The problem:
Report only how many lines hold the word "title".
##############################
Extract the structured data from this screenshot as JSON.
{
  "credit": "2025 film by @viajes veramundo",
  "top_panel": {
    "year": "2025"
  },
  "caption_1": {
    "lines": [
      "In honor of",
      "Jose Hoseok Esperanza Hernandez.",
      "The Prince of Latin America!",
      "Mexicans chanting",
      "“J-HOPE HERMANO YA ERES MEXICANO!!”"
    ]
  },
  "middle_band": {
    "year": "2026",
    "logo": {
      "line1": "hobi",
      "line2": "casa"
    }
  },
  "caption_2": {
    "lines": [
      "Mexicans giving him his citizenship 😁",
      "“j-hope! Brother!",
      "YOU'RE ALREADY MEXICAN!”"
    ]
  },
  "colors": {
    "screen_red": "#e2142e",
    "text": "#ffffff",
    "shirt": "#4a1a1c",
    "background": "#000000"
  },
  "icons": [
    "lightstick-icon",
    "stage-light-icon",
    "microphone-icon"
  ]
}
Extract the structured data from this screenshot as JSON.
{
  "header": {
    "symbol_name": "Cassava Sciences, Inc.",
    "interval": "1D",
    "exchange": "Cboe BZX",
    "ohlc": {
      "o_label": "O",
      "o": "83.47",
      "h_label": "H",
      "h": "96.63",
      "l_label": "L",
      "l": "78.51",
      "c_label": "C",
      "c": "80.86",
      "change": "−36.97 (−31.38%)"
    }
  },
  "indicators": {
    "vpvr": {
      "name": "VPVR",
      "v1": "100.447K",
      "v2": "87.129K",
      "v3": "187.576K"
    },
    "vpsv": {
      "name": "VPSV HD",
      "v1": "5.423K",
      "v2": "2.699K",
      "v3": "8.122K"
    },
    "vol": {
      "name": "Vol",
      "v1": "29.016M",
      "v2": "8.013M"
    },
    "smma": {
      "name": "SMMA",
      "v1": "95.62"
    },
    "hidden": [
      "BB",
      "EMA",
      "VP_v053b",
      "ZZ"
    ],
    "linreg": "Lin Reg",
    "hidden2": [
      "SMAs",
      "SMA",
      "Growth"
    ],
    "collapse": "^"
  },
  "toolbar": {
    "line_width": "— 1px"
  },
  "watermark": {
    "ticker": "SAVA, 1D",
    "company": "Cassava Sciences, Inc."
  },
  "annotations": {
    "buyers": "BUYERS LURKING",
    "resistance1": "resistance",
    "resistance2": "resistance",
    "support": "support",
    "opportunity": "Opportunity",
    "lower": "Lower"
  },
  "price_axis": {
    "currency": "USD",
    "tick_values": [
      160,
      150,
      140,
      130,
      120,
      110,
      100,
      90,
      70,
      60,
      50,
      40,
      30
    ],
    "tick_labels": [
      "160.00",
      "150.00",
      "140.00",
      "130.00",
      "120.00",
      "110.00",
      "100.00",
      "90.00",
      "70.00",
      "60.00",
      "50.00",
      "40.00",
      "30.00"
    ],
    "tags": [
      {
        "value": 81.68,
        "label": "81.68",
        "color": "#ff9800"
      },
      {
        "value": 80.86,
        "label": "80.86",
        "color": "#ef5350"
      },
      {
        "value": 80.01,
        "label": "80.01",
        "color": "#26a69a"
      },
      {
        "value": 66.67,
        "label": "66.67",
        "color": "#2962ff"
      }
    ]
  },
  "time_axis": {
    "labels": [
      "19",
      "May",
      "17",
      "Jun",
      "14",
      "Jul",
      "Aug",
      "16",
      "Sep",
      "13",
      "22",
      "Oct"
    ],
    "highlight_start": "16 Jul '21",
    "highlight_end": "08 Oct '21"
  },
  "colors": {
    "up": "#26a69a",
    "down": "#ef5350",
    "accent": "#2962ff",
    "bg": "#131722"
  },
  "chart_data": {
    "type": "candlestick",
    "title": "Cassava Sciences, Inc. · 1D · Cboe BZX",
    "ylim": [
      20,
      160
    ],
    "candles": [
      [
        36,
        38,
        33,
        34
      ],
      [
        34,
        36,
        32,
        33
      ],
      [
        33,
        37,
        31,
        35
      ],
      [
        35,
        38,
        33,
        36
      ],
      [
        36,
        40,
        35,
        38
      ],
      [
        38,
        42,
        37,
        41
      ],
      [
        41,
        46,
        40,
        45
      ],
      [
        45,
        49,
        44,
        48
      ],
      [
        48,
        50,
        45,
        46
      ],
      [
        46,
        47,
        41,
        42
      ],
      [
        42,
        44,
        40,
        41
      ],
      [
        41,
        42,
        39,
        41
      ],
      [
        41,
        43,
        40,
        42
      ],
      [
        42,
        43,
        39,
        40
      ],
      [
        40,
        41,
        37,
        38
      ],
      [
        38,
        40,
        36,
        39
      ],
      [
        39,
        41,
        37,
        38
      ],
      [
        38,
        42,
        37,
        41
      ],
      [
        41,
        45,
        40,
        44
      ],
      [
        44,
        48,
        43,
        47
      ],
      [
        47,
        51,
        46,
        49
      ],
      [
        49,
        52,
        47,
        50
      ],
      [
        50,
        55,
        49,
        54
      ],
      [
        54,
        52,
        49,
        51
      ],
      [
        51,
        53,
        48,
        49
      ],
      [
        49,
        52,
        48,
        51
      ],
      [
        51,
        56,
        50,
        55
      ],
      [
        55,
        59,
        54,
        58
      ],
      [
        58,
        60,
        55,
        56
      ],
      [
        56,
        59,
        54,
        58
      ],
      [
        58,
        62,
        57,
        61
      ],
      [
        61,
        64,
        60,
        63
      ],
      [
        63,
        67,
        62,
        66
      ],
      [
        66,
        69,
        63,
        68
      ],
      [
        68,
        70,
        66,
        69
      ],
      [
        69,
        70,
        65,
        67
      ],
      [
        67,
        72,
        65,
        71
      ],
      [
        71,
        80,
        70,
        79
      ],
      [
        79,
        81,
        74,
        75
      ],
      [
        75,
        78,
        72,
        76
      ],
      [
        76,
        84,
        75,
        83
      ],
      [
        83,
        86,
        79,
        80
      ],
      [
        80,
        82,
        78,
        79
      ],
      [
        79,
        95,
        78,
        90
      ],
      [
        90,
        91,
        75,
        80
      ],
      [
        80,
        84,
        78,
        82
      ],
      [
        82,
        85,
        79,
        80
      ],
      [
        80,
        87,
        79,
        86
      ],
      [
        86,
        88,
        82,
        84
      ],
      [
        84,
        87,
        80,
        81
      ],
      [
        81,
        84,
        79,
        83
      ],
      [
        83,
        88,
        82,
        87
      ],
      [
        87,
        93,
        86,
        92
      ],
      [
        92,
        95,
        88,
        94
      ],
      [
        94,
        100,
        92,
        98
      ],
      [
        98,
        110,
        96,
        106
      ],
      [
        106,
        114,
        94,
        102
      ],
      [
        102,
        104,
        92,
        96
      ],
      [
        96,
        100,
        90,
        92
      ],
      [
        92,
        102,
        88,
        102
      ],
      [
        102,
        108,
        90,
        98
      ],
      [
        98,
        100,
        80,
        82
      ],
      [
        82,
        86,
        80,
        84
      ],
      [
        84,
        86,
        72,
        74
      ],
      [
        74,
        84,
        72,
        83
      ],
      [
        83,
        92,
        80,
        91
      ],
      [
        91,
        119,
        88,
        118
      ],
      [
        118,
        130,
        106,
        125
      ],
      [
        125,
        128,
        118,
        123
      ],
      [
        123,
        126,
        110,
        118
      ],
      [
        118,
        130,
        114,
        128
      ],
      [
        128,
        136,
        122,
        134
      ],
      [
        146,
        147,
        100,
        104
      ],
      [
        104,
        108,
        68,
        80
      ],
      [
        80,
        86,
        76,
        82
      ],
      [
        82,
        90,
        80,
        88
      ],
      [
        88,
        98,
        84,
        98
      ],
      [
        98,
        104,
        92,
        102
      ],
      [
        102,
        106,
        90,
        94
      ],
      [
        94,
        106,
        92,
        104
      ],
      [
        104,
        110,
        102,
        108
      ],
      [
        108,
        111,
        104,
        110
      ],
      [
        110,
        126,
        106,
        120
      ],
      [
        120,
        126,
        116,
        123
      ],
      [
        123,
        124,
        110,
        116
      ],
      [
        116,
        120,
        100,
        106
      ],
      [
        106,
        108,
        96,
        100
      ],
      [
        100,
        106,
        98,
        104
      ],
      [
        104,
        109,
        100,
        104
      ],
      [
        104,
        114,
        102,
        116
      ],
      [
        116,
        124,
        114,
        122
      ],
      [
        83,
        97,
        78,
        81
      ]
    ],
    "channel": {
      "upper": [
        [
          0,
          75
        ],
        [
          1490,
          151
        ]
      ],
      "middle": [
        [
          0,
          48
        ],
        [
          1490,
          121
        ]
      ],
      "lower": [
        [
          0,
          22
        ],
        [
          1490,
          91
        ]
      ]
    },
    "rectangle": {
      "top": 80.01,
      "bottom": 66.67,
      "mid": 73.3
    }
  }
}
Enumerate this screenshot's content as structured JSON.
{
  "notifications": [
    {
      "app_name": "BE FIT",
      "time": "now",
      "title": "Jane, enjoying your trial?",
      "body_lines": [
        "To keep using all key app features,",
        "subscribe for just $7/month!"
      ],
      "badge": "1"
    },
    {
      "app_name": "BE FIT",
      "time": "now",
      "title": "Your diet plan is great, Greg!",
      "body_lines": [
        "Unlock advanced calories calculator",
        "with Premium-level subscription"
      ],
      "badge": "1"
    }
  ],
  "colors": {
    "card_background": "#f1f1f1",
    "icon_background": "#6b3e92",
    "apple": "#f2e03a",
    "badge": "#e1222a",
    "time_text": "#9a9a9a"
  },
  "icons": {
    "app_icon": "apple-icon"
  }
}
##############################
Solution below:
3